| PROBLEM DETAILS |
Write out exactly the lines from the one containing "Give me a plain-text" through the last line of the records below, both included, and leave out any pictures.

| EXERCISE MATERIAL |
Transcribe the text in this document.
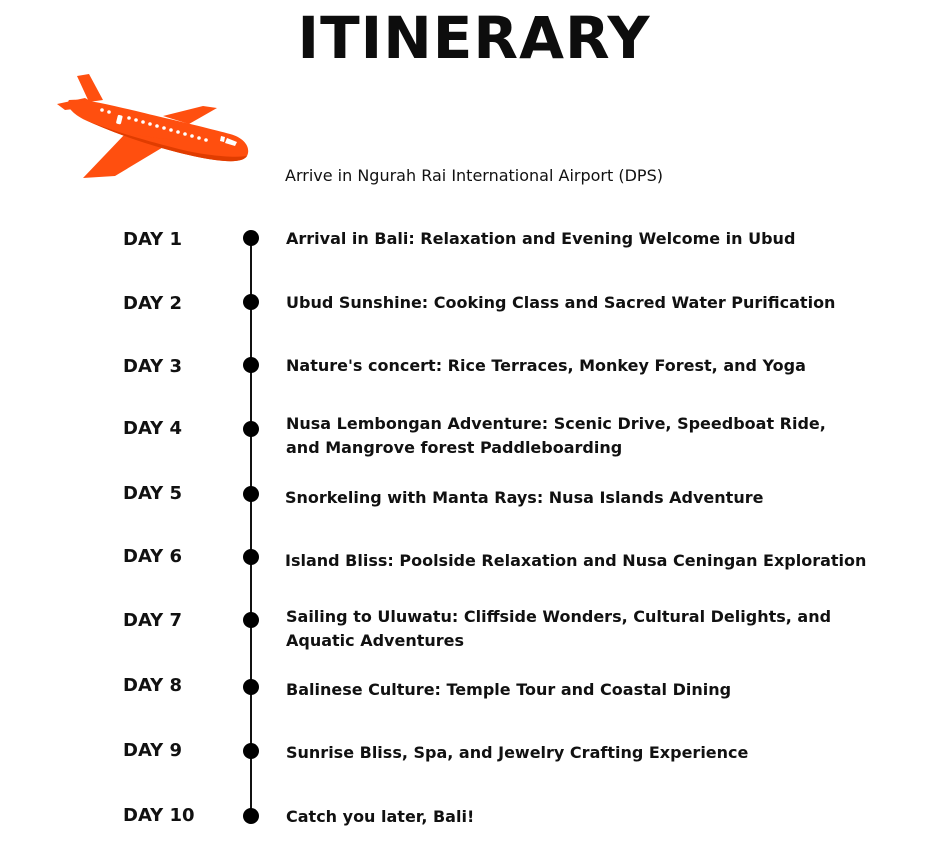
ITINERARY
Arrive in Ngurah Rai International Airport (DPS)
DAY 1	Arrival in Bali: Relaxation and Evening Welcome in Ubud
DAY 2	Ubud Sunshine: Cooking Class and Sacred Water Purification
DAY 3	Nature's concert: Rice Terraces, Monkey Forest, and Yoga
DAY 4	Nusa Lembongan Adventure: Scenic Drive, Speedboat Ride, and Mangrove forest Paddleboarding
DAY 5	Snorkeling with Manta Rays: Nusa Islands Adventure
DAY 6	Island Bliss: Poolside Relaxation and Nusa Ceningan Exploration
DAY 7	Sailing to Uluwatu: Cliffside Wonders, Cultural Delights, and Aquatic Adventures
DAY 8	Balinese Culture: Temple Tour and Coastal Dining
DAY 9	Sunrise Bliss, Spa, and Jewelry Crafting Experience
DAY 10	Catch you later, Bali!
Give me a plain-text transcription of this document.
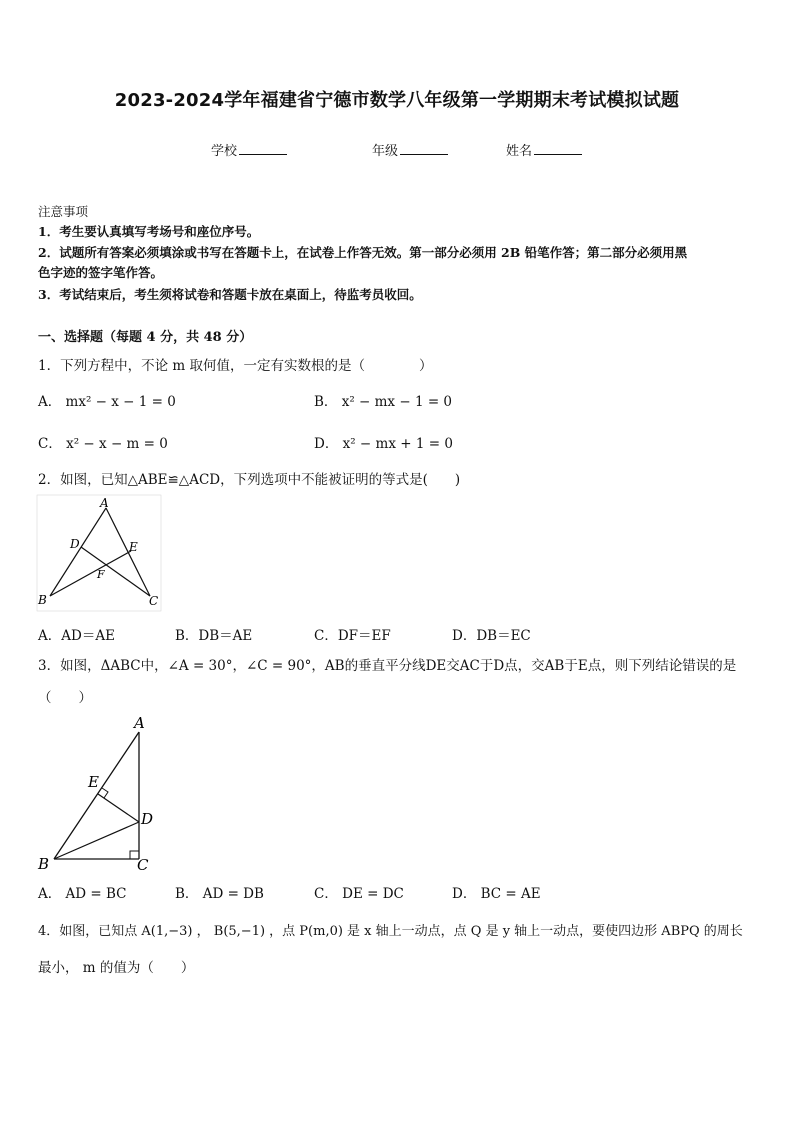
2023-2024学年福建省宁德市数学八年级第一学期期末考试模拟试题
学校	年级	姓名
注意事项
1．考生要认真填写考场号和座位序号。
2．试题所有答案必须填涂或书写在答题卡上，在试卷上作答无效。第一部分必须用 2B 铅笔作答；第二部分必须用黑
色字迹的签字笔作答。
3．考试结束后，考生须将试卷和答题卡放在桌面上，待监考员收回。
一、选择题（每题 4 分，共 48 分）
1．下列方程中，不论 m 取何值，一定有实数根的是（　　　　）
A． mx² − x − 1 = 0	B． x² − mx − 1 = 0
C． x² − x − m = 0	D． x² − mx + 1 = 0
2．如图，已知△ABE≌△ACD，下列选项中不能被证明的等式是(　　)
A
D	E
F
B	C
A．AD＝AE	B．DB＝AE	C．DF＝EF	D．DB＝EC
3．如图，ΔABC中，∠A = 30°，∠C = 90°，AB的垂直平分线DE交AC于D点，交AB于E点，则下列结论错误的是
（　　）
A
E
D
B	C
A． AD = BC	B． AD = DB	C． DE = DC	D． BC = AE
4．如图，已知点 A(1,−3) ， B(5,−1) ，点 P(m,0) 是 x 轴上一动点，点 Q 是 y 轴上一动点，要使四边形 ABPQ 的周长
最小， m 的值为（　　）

| EXERCISE ANSWER |
Give me a plain-text transcription of this document.
2023-2024学年福建省宁德市数学八年级第一学期期末考试模拟试题
学校	年级	姓名
注意事项
1．考生要认真填写考场号和座位序号。
2．试题所有答案必须填涂或书写在答题卡上，在试卷上作答无效。第一部分必须用 2B 铅笔作答；第二部分必须用黑
色字迹的签字笔作答。
3．考试结束后，考生须将试卷和答题卡放在桌面上，待监考员收回。
一、选择题（每题 4 分，共 48 分）
1．下列方程中，不论 m 取何值，一定有实数根的是（　　　　）
A． mx² − x − 1 = 0	B． x² − mx − 1 = 0
C． x² − x − m = 0	D． x² − mx + 1 = 0
2．如图，已知△ABE≌△ACD，下列选项中不能被证明的等式是(　　)
A
D	E
F
B	C
A．AD＝AE	B．DB＝AE	C．DF＝EF	D．DB＝EC
3．如图，ΔABC中，∠A = 30°，∠C = 90°，AB的垂直平分线DE交AC于D点，交AB于E点，则下列结论错误的是
（　　）
A
E
D
B	C
A． AD = BC	B． AD = DB	C． DE = DC	D． BC = AE
4．如图，已知点 A(1,−3) ， B(5,−1) ，点 P(m,0) 是 x 轴上一动点，点 Q 是 y 轴上一动点，要使四边形 ABPQ 的周长
最小， m 的值为（　　）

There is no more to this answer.